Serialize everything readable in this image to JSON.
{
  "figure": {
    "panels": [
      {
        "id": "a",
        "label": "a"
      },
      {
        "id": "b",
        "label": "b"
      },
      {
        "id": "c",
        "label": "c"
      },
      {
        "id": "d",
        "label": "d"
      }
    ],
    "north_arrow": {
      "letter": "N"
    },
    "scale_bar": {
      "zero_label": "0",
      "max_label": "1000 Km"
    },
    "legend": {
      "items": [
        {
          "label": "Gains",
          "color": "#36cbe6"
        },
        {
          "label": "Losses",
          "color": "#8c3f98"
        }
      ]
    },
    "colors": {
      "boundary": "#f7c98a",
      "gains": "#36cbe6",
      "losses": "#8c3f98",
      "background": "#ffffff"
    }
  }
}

● Goal of the exercise
Exactly reproduce the material above.

● Expected answer
Serialize everything readable in this image to JSON.
{
  "figure": {
    "panels": [
      {
        "id": "a",
        "label": "a"
      },
      {
        "id": "b",
        "label": "b"
      },
      {
        "id": "c",
        "label": "c"
      },
      {
        "id": "d",
        "label": "d"
      }
    ],
    "north_arrow": {
      "letter": "N"
    },
    "scale_bar": {
      "zero_label": "0",
      "max_label": "1000 Km"
    },
    "legend": {
      "items": [
        {
          "label": "Gains",
          "color": "#36cbe6"
        },
        {
          "label": "Losses",
          "color": "#8c3f98"
        }
      ]
    },
    "colors": {
      "boundary": "#f7c98a",
      "gains": "#36cbe6",
      "losses": "#8c3f98",
      "background": "#ffffff"
    }
  }
}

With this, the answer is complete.